[Start of Recorded data]
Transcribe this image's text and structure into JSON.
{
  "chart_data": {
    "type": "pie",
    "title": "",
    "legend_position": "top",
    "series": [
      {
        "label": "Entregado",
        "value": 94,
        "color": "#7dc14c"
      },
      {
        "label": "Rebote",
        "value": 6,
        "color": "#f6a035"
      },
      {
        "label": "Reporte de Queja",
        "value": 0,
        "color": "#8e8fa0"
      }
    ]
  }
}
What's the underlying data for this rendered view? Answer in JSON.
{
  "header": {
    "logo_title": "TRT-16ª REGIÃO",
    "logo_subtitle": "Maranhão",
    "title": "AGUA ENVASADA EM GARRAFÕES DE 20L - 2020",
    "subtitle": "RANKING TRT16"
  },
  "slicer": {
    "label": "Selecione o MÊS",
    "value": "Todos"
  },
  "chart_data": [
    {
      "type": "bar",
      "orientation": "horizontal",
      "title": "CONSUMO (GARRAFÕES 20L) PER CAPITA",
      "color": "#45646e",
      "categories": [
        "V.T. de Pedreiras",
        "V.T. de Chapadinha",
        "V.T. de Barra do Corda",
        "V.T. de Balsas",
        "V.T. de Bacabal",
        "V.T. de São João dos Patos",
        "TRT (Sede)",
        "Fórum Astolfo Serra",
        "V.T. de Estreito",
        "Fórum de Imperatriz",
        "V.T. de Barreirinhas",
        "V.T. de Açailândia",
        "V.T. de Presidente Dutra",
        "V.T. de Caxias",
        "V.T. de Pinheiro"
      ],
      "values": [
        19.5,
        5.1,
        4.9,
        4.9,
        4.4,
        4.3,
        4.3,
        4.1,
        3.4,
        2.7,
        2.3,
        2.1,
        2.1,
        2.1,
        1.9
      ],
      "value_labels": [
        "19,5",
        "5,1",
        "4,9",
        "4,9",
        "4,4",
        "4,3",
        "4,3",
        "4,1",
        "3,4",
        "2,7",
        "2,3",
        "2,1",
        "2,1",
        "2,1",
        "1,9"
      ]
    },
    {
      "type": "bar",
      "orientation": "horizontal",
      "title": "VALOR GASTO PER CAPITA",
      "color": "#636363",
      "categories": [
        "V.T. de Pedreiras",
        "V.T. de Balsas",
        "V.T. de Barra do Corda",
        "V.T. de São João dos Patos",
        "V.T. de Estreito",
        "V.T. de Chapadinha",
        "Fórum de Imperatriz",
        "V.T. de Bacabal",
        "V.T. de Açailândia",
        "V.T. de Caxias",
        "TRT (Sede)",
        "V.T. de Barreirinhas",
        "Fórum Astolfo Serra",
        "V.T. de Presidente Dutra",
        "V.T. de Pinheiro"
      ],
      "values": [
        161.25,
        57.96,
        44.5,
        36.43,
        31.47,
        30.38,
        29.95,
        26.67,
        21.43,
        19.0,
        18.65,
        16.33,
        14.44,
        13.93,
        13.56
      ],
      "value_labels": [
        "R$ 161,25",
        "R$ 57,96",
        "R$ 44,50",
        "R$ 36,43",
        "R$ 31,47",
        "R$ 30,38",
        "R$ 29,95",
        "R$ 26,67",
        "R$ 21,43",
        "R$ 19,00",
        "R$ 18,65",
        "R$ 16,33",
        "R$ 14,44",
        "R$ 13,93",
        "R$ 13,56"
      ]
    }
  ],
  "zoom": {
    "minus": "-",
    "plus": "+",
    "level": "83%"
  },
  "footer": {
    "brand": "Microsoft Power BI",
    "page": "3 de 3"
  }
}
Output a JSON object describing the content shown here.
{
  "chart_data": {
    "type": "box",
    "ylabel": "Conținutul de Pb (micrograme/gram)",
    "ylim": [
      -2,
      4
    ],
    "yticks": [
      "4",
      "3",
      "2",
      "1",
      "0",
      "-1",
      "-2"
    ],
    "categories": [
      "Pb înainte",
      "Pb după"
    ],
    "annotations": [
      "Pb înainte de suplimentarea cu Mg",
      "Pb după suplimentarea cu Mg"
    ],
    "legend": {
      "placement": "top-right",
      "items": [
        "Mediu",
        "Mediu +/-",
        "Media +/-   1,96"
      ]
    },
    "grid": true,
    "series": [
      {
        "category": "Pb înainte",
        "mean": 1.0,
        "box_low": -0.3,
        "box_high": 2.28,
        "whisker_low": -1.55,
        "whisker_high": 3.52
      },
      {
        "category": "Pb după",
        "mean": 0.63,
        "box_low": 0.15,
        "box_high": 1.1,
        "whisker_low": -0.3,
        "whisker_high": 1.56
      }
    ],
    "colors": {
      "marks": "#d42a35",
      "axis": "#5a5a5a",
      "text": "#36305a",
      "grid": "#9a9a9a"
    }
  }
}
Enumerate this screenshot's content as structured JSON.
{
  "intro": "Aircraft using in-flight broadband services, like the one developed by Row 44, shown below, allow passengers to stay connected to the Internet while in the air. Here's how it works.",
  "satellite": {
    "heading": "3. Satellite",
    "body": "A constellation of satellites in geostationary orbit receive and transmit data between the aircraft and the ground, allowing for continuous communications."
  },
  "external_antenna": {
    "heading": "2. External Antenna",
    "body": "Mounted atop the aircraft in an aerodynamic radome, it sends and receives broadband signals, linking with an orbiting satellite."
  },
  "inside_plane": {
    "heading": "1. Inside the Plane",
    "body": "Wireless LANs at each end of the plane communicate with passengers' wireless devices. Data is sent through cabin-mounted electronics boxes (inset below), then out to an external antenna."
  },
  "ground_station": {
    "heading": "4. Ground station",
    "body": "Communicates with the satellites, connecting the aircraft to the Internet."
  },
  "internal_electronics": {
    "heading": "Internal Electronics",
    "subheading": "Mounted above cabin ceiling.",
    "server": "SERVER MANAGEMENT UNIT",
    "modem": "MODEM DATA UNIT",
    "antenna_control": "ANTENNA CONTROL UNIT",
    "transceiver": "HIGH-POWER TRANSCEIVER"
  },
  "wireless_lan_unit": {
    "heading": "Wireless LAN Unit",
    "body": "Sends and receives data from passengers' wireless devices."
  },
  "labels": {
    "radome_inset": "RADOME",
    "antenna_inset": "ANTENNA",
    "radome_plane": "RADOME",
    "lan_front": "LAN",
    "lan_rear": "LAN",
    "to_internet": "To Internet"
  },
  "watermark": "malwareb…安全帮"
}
[End of Recorded data]
What you are asked to do: Look through the data above. Find each line with the string "satellites" and copy it.

Reply to the task:
    "body": "A constellation of satellites in geostationary orbit receive and transmit data between the aircraft and the ground, allowing for continuous communications."
    "body": "Communicates with the satellites, connecting the aircraft to the Internet."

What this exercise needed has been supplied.